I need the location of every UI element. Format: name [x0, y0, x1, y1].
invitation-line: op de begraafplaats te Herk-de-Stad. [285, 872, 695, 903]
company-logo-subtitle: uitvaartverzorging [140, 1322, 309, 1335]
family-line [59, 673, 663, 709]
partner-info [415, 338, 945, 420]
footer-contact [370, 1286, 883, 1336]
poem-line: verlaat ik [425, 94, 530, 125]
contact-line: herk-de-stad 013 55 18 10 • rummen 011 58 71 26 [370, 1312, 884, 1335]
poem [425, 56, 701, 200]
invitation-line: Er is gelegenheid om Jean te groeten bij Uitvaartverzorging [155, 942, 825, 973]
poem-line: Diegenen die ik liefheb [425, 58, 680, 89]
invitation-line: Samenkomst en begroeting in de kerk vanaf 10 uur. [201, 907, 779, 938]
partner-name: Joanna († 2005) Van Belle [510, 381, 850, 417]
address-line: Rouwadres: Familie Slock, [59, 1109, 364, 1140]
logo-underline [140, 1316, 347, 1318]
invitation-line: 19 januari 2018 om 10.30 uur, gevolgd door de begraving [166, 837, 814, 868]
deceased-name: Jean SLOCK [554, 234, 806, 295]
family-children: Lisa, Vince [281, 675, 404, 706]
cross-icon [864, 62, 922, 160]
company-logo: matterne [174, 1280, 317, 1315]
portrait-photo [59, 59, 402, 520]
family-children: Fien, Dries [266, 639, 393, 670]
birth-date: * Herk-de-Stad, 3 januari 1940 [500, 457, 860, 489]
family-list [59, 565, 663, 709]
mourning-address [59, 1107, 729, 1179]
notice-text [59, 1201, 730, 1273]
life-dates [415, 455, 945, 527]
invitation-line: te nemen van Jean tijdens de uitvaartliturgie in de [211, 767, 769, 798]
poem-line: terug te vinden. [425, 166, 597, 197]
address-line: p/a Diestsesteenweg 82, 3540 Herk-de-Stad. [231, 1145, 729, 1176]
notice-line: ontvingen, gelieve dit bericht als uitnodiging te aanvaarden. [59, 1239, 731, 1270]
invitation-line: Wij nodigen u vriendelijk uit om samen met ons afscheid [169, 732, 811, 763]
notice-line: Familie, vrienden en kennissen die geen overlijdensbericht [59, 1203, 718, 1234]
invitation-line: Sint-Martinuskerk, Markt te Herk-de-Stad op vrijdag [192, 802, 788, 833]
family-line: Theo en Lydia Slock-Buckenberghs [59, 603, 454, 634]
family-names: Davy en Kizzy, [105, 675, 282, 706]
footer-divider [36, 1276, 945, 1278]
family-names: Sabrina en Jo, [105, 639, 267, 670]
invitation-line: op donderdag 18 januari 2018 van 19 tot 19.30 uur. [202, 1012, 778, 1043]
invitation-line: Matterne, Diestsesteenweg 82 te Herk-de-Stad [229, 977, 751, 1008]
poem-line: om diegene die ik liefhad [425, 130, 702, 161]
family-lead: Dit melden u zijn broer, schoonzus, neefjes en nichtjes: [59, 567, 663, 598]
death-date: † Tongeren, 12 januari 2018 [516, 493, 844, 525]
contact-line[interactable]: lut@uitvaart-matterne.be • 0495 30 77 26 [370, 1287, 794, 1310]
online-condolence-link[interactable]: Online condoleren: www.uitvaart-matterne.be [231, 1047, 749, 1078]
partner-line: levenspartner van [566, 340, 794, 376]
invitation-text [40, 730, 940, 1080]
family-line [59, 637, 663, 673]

****************************************

## Goal of the exercise
Rewrite all the records above, replacing "Sint-Martinuskerk" with "Sint-Martinuskapel" and leaving everything else unchanged.

## Completed task
I need the location of every UI element. Format: name [x0, y0, x1, y1].
invitation-line: op de begraafplaats te Herk-de-Stad. [285, 872, 695, 903]
company-logo-subtitle: uitvaartverzorging [140, 1322, 309, 1335]
family-line [59, 673, 663, 709]
partner-info [415, 338, 945, 420]
footer-contact [370, 1286, 883, 1336]
poem-line: verlaat ik [425, 94, 530, 125]
contact-line: herk-de-stad 013 55 18 10 • rummen 011 58 71 26 [370, 1312, 884, 1335]
poem [425, 56, 701, 200]
invitation-line: Er is gelegenheid om Jean te groeten bij Uitvaartverzorging [155, 942, 825, 973]
poem-line: Diegenen die ik liefheb [425, 58, 680, 89]
invitation-line: Samenkomst en begroeting in de kerk vanaf 10 uur. [201, 907, 779, 938]
partner-name: Joanna († 2005) Van Belle [510, 381, 850, 417]
address-line: Rouwadres: Familie Slock, [59, 1109, 364, 1140]
logo-underline [140, 1316, 347, 1318]
invitation-line: 19 januari 2018 om 10.30 uur, gevolgd door de begraving [166, 837, 814, 868]
deceased-name: Jean SLOCK [554, 234, 806, 295]
family-children: Lisa, Vince [281, 675, 404, 706]
cross-icon [864, 62, 922, 160]
company-logo: matterne [174, 1280, 317, 1315]
portrait-photo [59, 59, 402, 520]
family-children: Fien, Dries [266, 639, 393, 670]
birth-date: * Herk-de-Stad, 3 januari 1940 [500, 457, 860, 489]
family-list [59, 565, 663, 709]
mourning-address [59, 1107, 729, 1179]
notice-text [59, 1201, 730, 1273]
life-dates [415, 455, 945, 527]
invitation-line: te nemen van Jean tijdens de uitvaartliturgie in de [211, 767, 769, 798]
poem-line: terug te vinden. [425, 166, 597, 197]
address-line: p/a Diestsesteenweg 82, 3540 Herk-de-Stad. [231, 1145, 729, 1176]
notice-line: ontvingen, gelieve dit bericht als uitnodiging te aanvaarden. [59, 1239, 731, 1270]
invitation-line: Wij nodigen u vriendelijk uit om samen met ons afscheid [169, 732, 811, 763]
notice-line: Familie, vrienden en kennissen die geen overlijdensbericht [59, 1203, 718, 1234]
invitation-line: Sint-Martinuskapel, Markt te Herk-de-Stad op vrijdag [192, 802, 788, 833]
family-line: Theo en Lydia Slock-Buckenberghs [59, 603, 454, 634]
family-names: Davy en Kizzy, [105, 675, 282, 706]
footer-divider [36, 1276, 945, 1278]
family-names: Sabrina en Jo, [105, 639, 267, 670]
invitation-line: op donderdag 18 januari 2018 van 19 tot 19.30 uur. [202, 1012, 778, 1043]
invitation-line: Matterne, Diestsesteenweg 82 te Herk-de-Stad [229, 977, 751, 1008]
poem-line: om diegene die ik liefhad [425, 130, 702, 161]
family-lead: Dit melden u zijn broer, schoonzus, neefjes en nichtjes: [59, 567, 663, 598]
death-date: † Tongeren, 12 januari 2018 [516, 493, 844, 525]
contact-line[interactable]: lut@uitvaart-matterne.be • 0495 30 77 26 [370, 1287, 794, 1310]
online-condolence-link[interactable]: Online condoleren: www.uitvaart-matterne.be [231, 1047, 749, 1078]
partner-line: levenspartner van [566, 340, 794, 376]
invitation-text [40, 730, 940, 1080]
family-line [59, 637, 663, 673]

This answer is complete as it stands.